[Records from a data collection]
══════

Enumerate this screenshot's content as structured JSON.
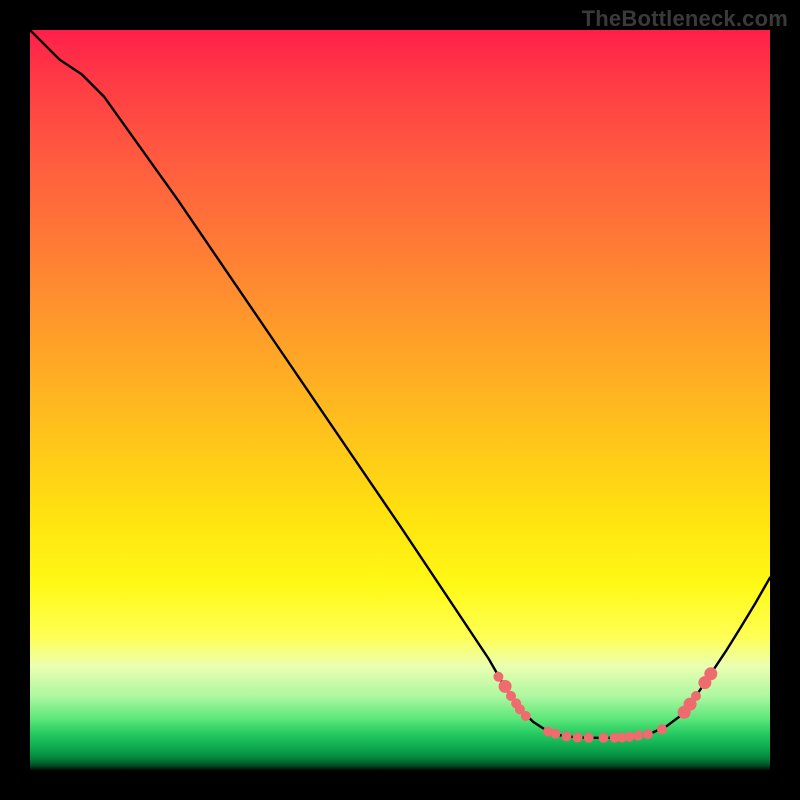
{
  "watermark": "TheBottleneck.com",
  "chart_data": {
    "type": "line",
    "title": "",
    "xlabel": "",
    "ylabel": "",
    "xlim": [
      0,
      100
    ],
    "ylim": [
      0,
      100
    ],
    "grid": false,
    "curve": {
      "name": "bottleneck-curve",
      "color": "#000000",
      "points": [
        {
          "x": 0,
          "y": 100
        },
        {
          "x": 4,
          "y": 96
        },
        {
          "x": 7,
          "y": 94
        },
        {
          "x": 10,
          "y": 91
        },
        {
          "x": 20,
          "y": 77
        },
        {
          "x": 35,
          "y": 55
        },
        {
          "x": 50,
          "y": 33
        },
        {
          "x": 58,
          "y": 21
        },
        {
          "x": 62,
          "y": 15
        },
        {
          "x": 64,
          "y": 11.5
        },
        {
          "x": 65,
          "y": 10
        },
        {
          "x": 66,
          "y": 8.5
        },
        {
          "x": 68,
          "y": 6.5
        },
        {
          "x": 70,
          "y": 5.2
        },
        {
          "x": 72,
          "y": 4.6
        },
        {
          "x": 74,
          "y": 4.4
        },
        {
          "x": 76,
          "y": 4.35
        },
        {
          "x": 78,
          "y": 4.35
        },
        {
          "x": 80,
          "y": 4.4
        },
        {
          "x": 82,
          "y": 4.6
        },
        {
          "x": 84,
          "y": 5.0
        },
        {
          "x": 86,
          "y": 5.9
        },
        {
          "x": 88,
          "y": 7.4
        },
        {
          "x": 90,
          "y": 10
        },
        {
          "x": 92,
          "y": 13
        },
        {
          "x": 94,
          "y": 16
        },
        {
          "x": 96,
          "y": 19.2
        },
        {
          "x": 98,
          "y": 22.5
        },
        {
          "x": 100,
          "y": 26
        }
      ]
    },
    "markers": {
      "color": "#ee6b6e",
      "radius_small": 5.0,
      "radius_large": 6.5,
      "points": [
        {
          "x": 63.3,
          "y": 12.6,
          "r": "s"
        },
        {
          "x": 64.2,
          "y": 11.3,
          "r": "l"
        },
        {
          "x": 65.0,
          "y": 10.0,
          "r": "s"
        },
        {
          "x": 65.7,
          "y": 9.0,
          "r": "s"
        },
        {
          "x": 66.2,
          "y": 8.2,
          "r": "s"
        },
        {
          "x": 67.0,
          "y": 7.3,
          "r": "s"
        },
        {
          "x": 70.0,
          "y": 5.2,
          "r": "s"
        },
        {
          "x": 71.0,
          "y": 4.9,
          "r": "s"
        },
        {
          "x": 72.5,
          "y": 4.55,
          "r": "s"
        },
        {
          "x": 74.0,
          "y": 4.4,
          "r": "s"
        },
        {
          "x": 75.5,
          "y": 4.37,
          "r": "s"
        },
        {
          "x": 77.5,
          "y": 4.35,
          "r": "s"
        },
        {
          "x": 79.0,
          "y": 4.37,
          "r": "s"
        },
        {
          "x": 80.0,
          "y": 4.4,
          "r": "s"
        },
        {
          "x": 81.0,
          "y": 4.5,
          "r": "s"
        },
        {
          "x": 82.2,
          "y": 4.65,
          "r": "s"
        },
        {
          "x": 83.5,
          "y": 4.85,
          "r": "s"
        },
        {
          "x": 85.4,
          "y": 5.5,
          "r": "s"
        },
        {
          "x": 88.4,
          "y": 7.8,
          "r": "l"
        },
        {
          "x": 89.2,
          "y": 8.9,
          "r": "l"
        },
        {
          "x": 90.0,
          "y": 10.0,
          "r": "s"
        },
        {
          "x": 91.2,
          "y": 11.8,
          "r": "l"
        },
        {
          "x": 92.0,
          "y": 13.0,
          "r": "l"
        }
      ]
    }
  }
}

══════

What is expected: All the lines above are to be reproduced exactly, except the pictures.

Task response:
Enumerate this screenshot's content as structured JSON.
{
  "watermark": "TheBottleneck.com",
  "chart_data": {
    "type": "line",
    "title": "",
    "xlabel": "",
    "ylabel": "",
    "xlim": [
      0,
      100
    ],
    "ylim": [
      0,
      100
    ],
    "grid": false,
    "curve": {
      "name": "bottleneck-curve",
      "color": "#000000",
      "points": [
        {
          "x": 0,
          "y": 100
        },
        {
          "x": 4,
          "y": 96
        },
        {
          "x": 7,
          "y": 94
        },
        {
          "x": 10,
          "y": 91
        },
        {
          "x": 20,
          "y": 77
        },
        {
          "x": 35,
          "y": 55
        },
        {
          "x": 50,
          "y": 33
        },
        {
          "x": 58,
          "y": 21
        },
        {
          "x": 62,
          "y": 15
        },
        {
          "x": 64,
          "y": 11.5
        },
        {
          "x": 65,
          "y": 10
        },
        {
          "x": 66,
          "y": 8.5
        },
        {
          "x": 68,
          "y": 6.5
        },
        {
          "x": 70,
          "y": 5.2
        },
        {
          "x": 72,
          "y": 4.6
        },
        {
          "x": 74,
          "y": 4.4
        },
        {
          "x": 76,
          "y": 4.35
        },
        {
          "x": 78,
          "y": 4.35
        },
        {
          "x": 80,
          "y": 4.4
        },
        {
          "x": 82,
          "y": 4.6
        },
        {
          "x": 84,
          "y": 5.0
        },
        {
          "x": 86,
          "y": 5.9
        },
        {
          "x": 88,
          "y": 7.4
        },
        {
          "x": 90,
          "y": 10
        },
        {
          "x": 92,
          "y": 13
        },
        {
          "x": 94,
          "y": 16
        },
        {
          "x": 96,
          "y": 19.2
        },
        {
          "x": 98,
          "y": 22.5
        },
        {
          "x": 100,
          "y": 26
        }
      ]
    },
    "markers": {
      "color": "#ee6b6e",
      "radius_small": 5.0,
      "radius_large": 6.5,
      "points": [
        {
          "x": 63.3,
          "y": 12.6,
          "r": "s"
        },
        {
          "x": 64.2,
          "y": 11.3,
          "r": "l"
        },
        {
          "x": 65.0,
          "y": 10.0,
          "r": "s"
        },
        {
          "x": 65.7,
          "y": 9.0,
          "r": "s"
        },
        {
          "x": 66.2,
          "y": 8.2,
          "r": "s"
        },
        {
          "x": 67.0,
          "y": 7.3,
          "r": "s"
        },
        {
          "x": 70.0,
          "y": 5.2,
          "r": "s"
        },
        {
          "x": 71.0,
          "y": 4.9,
          "r": "s"
        },
        {
          "x": 72.5,
          "y": 4.55,
          "r": "s"
        },
        {
          "x": 74.0,
          "y": 4.4,
          "r": "s"
        },
        {
          "x": 75.5,
          "y": 4.37,
          "r": "s"
        },
        {
          "x": 77.5,
          "y": 4.35,
          "r": "s"
        },
        {
          "x": 79.0,
          "y": 4.37,
          "r": "s"
        },
        {
          "x": 80.0,
          "y": 4.4,
          "r": "s"
        },
        {
          "x": 81.0,
          "y": 4.5,
          "r": "s"
        },
        {
          "x": 82.2,
          "y": 4.65,
          "r": "s"
        },
        {
          "x": 83.5,
          "y": 4.85,
          "r": "s"
        },
        {
          "x": 85.4,
          "y": 5.5,
          "r": "s"
        },
        {
          "x": 88.4,
          "y": 7.8,
          "r": "l"
        },
        {
          "x": 89.2,
          "y": 8.9,
          "r": "l"
        },
        {
          "x": 90.0,
          "y": 10.0,
          "r": "s"
        },
        {
          "x": 91.2,
          "y": 11.8,
          "r": "l"
        },
        {
          "x": 92.0,
          "y": 13.0,
          "r": "l"
        }
      ]
    }
  }
}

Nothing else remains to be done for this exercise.